Reply with the count of lines holding "Vantangle", nothing more.

[Start of SUPPLIED RECORDS]

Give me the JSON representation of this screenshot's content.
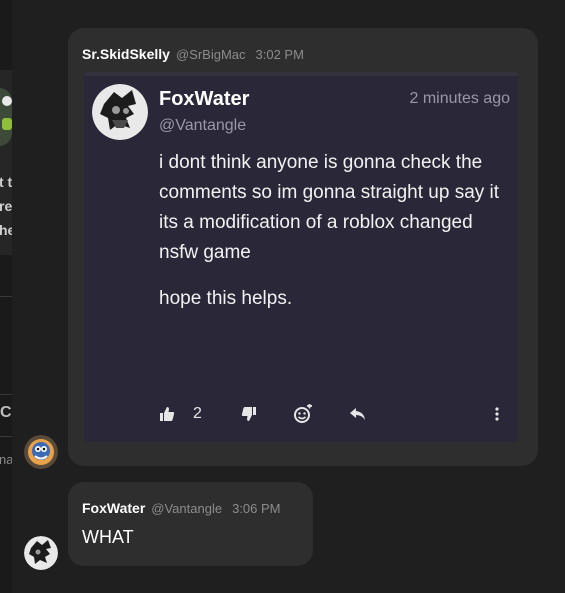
{
  "left_panel": {
    "text_lines": [
      "t t",
      "re",
      "he"
    ],
    "letter": "C",
    "snippet": "na"
  },
  "message1": {
    "username": "Sr.SkidSkelly",
    "handle": "@SrBigMac",
    "time": "3:02 PM"
  },
  "embed": {
    "author_name": "FoxWater",
    "author_handle": "@Vantangle",
    "timestamp": "2 minutes ago",
    "body_paragraphs": [
      "i dont think anyone is gonna check the comments so im gonna straight up say it its a modification of a roblox changed nsfw game",
      "hope this helps."
    ],
    "like_count": "2",
    "actions": [
      "thumbs-up-icon",
      "thumbs-down-icon",
      "add-reaction-icon",
      "reply-icon",
      "more-icon"
    ]
  },
  "message2": {
    "username": "FoxWater",
    "handle": "@Vantangle",
    "time": "3:06 PM",
    "text": "WHAT"
  }
}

[End of SUPPLIED RECORDS]

ANSWER
2